### Records for this task
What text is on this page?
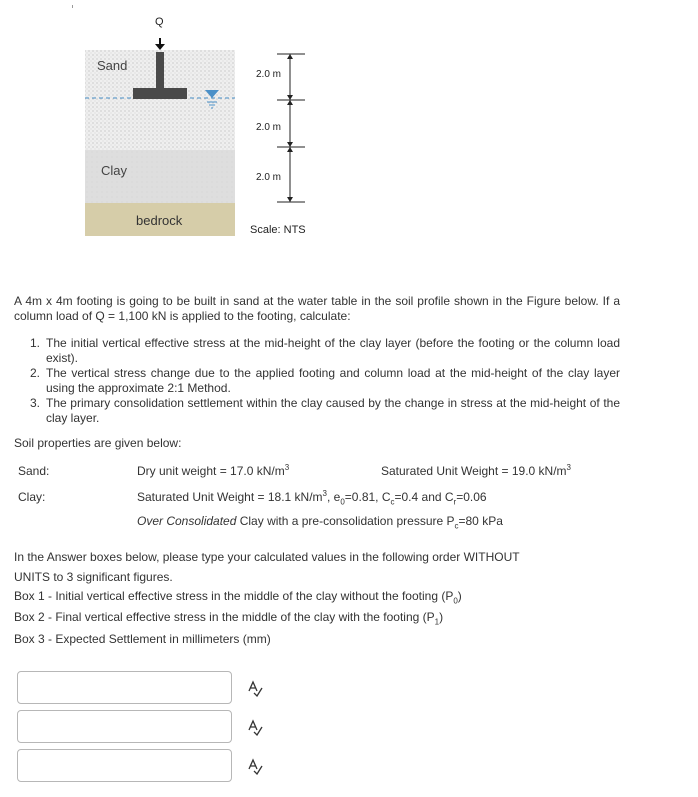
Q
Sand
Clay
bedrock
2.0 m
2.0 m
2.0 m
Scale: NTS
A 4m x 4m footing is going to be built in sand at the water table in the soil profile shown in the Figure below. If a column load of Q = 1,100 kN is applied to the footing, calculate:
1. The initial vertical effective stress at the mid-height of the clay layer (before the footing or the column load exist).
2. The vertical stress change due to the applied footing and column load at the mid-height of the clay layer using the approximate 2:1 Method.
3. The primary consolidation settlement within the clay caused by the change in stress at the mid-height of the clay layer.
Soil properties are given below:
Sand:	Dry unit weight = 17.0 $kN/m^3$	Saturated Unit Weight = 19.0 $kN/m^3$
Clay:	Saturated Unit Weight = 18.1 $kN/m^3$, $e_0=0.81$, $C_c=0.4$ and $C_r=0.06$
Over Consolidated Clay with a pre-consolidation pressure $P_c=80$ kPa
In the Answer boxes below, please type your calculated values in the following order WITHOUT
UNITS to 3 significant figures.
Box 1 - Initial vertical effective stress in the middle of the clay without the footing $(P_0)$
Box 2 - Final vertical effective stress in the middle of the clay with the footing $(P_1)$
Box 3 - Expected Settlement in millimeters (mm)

---

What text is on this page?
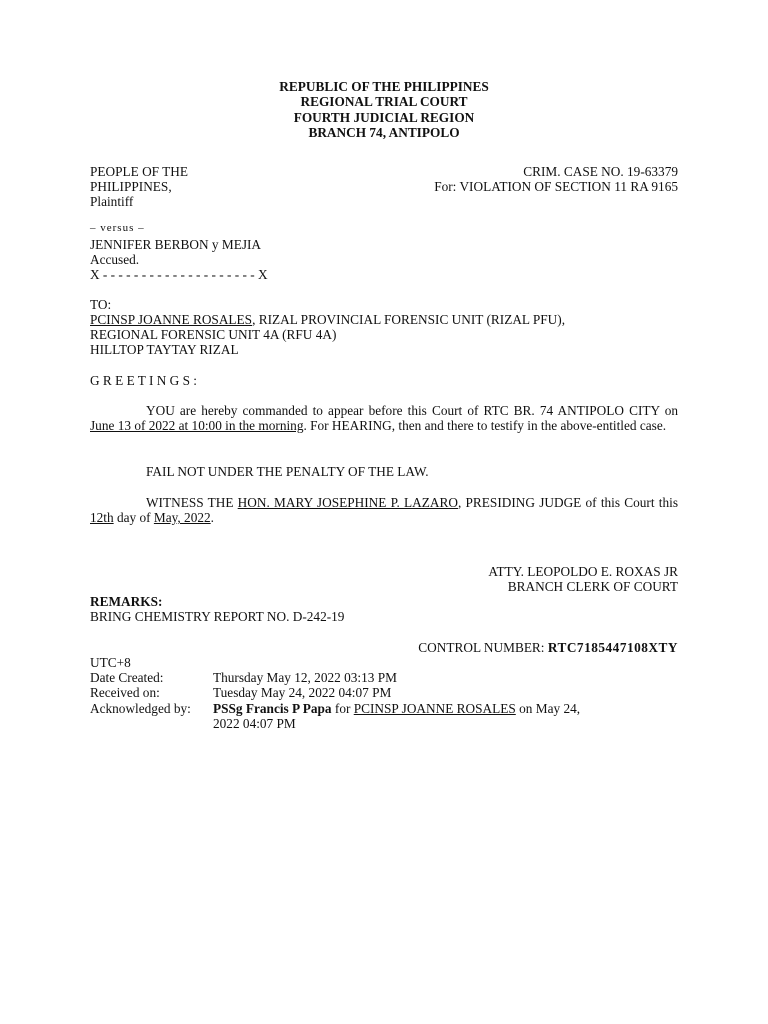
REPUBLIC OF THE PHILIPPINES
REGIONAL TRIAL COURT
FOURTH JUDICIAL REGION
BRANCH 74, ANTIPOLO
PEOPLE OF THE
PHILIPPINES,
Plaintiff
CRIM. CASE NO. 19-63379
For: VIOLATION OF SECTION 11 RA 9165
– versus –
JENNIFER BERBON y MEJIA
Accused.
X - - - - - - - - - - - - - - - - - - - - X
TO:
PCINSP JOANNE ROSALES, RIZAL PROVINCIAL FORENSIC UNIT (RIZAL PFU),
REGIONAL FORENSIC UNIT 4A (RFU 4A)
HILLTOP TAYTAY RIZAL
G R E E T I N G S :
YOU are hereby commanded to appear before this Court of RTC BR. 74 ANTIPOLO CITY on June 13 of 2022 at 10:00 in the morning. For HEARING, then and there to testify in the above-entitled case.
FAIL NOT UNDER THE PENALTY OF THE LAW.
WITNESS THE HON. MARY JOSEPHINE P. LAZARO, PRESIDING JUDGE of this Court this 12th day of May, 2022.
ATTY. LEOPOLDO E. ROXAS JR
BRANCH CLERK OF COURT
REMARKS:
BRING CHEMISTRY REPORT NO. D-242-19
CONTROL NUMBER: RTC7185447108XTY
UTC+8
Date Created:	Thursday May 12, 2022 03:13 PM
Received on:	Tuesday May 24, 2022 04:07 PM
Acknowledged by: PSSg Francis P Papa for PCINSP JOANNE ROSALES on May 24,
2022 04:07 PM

* * *

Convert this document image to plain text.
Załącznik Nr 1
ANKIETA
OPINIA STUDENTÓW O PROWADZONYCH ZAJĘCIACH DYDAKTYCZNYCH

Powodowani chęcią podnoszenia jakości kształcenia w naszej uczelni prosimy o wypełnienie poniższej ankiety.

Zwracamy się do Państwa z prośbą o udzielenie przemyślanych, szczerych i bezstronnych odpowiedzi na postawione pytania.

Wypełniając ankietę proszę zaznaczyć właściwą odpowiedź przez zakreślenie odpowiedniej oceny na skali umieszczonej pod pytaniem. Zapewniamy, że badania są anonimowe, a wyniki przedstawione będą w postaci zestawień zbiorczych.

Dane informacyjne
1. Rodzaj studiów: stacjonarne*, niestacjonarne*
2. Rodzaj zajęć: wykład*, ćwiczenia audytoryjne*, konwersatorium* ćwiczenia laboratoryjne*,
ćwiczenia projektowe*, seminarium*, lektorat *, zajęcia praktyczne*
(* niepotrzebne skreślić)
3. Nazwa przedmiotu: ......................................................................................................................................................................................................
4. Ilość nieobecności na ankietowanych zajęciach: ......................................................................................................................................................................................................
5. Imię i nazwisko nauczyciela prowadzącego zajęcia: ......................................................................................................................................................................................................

### Given request
Give the number of lines above in which the word "layer" occurs, with nothing else.

### Full response
3